REQUIREMENTS:
List every line in the records below that contains the string "icon", copying each line in full.

DATA FOR PROCESSING:
┄┄┄┄┄┄
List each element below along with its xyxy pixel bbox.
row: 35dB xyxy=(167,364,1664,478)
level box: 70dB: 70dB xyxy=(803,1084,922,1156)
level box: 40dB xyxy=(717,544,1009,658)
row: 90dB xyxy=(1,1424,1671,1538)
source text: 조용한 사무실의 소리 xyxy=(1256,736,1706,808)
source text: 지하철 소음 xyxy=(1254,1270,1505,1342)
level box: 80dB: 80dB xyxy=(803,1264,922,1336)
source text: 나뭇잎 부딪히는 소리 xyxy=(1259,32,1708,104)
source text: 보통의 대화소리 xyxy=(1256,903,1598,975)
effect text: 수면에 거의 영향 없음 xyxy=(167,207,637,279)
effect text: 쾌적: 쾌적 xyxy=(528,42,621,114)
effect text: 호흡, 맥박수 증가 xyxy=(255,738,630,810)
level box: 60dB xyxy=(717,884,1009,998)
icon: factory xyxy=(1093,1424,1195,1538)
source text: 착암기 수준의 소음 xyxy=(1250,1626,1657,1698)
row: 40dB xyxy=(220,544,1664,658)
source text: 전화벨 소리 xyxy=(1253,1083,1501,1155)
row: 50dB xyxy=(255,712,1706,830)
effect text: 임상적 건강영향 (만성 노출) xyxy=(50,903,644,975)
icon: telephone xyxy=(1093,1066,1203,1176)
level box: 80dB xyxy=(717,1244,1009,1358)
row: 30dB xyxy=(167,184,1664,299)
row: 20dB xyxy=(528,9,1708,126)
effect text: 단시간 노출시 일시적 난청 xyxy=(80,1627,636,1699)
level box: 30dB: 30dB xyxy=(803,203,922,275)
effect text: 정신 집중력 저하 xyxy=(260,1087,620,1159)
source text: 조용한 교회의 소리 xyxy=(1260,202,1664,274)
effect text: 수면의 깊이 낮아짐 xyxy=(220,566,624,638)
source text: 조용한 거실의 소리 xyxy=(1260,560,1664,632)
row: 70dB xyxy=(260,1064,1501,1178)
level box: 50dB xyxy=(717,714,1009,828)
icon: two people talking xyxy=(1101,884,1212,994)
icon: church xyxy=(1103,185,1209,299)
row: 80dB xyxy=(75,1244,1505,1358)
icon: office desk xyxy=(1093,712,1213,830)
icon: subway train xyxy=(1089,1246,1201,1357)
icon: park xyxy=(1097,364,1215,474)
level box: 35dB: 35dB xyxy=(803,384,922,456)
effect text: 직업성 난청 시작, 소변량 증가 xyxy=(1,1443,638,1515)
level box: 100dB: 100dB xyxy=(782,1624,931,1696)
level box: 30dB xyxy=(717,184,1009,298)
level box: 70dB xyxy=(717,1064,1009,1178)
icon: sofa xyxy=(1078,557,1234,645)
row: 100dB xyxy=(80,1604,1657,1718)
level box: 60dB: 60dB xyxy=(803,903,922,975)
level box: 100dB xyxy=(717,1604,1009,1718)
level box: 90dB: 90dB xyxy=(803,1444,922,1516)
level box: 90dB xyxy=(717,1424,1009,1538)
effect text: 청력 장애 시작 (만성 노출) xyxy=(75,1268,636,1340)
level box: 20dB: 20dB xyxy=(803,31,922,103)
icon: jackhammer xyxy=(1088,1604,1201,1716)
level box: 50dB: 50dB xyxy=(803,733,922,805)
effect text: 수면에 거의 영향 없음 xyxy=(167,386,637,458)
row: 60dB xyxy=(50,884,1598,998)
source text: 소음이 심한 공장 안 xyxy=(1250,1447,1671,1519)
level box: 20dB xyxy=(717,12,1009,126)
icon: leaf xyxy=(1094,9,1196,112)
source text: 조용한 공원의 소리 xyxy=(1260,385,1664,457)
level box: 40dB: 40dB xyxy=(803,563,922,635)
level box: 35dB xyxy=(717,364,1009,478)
┄┄┄┄┄┄
EXERCISE SOLUTION:
icon: factory xyxy=(1093,1424,1195,1538)
icon: telephone xyxy=(1093,1066,1203,1176)
icon: two people talking xyxy=(1101,884,1212,994)
icon: church xyxy=(1103,185,1209,299)
icon: office desk xyxy=(1093,712,1213,830)
icon: subway train xyxy=(1089,1246,1201,1357)
icon: park xyxy=(1097,364,1215,474)
icon: sofa xyxy=(1078,557,1234,645)
icon: jackhammer xyxy=(1088,1604,1201,1716)
icon: leaf xyxy=(1094,9,1196,112)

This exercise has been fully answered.